_Vorgegebener Text:_

****************************************

Mitte der Woche machte die Meldung die Runde, dass auch Irans Top-Verhandler in Sachen Atomstreit, Saeed Jalili, als möglicher neuer Liebling des obersten geistlichen Führers Khamenei ins Rennen um die Präsidentschaft gehen werde. (Standard, 16. Mai 2013) Angesichts seiner bislang äußerst erfolgreichen Bemühungen um eine Verschleppung der Verhandlungen mit dem Westen wäre nicht einzusehen, warum Khamenei mit den bisherigen Leistungen Jalilis nicht höchst zufrieden sein sollte. Apropos: Dass am Mittwoch in Wien eine weitere Verhandlungsrunde mit dem Iran ohne nennenswertes Ergebnis über die Bühne ging, ist den Zeitungen zu Recht nur mehr Kurzmeldungen wert. „Die Gespräche sollen zu einem späteren Zeitpunkt fortgesetzt werden“, war im Kurier zu lesen. (Kurier, 16. Mai 2013) Wer die Hoffnung hegt, mit einem neuen iranischen Präsidenten sei vielleicht ein Durchbruch im Atomstreit zu erreichen, der sollte auf Chef-Unterhändler und Präsidentschaftskandidaten Jalili hören, der vor „falschen Hoffnungen auf einen neuen Kurs seines Landes nach der Präsidentschaftswahl“ warnte. „Das Atomprogramm sei eine Staatsangelegenheit und als solche überparteilich“. (Salzburger Nachrichten, 16. Mai 2013)

****************************************

_Bereitgestellte Angaben:_
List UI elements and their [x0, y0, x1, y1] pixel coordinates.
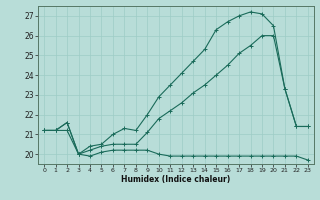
X-axis label: Humidex (Indice chaleur): Humidex (Indice chaleur): [121, 175, 231, 184]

****************************************

_Aufgabenstellung:_
Schreiben Sie den obigen Text über den Atomstreit mit dem Iran vollständig und wortgetreu ab.

_Schriftliche Antwort:_
Mitte der Woche machte die Meldung die Runde, dass auch Irans Top-Verhandler in Sachen Atomstreit, Saeed Jalili, als möglicher neuer Liebling des obersten geistlichen Führers Khamenei ins Rennen um die Präsidentschaft gehen werde. (Standard, 16. Mai 2013) Angesichts seiner bislang äußerst erfolgreichen Bemühungen um eine Verschleppung der Verhandlungen mit dem Westen wäre nicht einzusehen, warum Khamenei mit den bisherigen Leistungen Jalilis nicht höchst zufrieden sein sollte. Apropos: Dass am Mittwoch in Wien eine weitere Verhandlungsrunde mit dem Iran ohne nennenswertes Ergebnis über die Bühne ging, ist den Zeitungen zu Recht nur mehr Kurzmeldungen wert. „Die Gespräche sollen zu einem späteren Zeitpunkt fortgesetzt werden“, war im Kurier zu lesen. (Kurier, 16. Mai 2013) Wer die Hoffnung hegt, mit einem neuen iranischen Präsidenten sei vielleicht ein Durchbruch im Atomstreit zu erreichen, der sollte auf Chef-Unterhändler und Präsidentschaftskandidaten Jalili hören, der vor „falschen Hoffnungen auf einen neuen Kurs seines Landes nach der Präsidentschaftswahl“ warnte. „Das Atomprogramm sei eine Staatsangelegenheit und als solche überparteilich“. (Salzburger Nachrichten, 16. Mai 2013)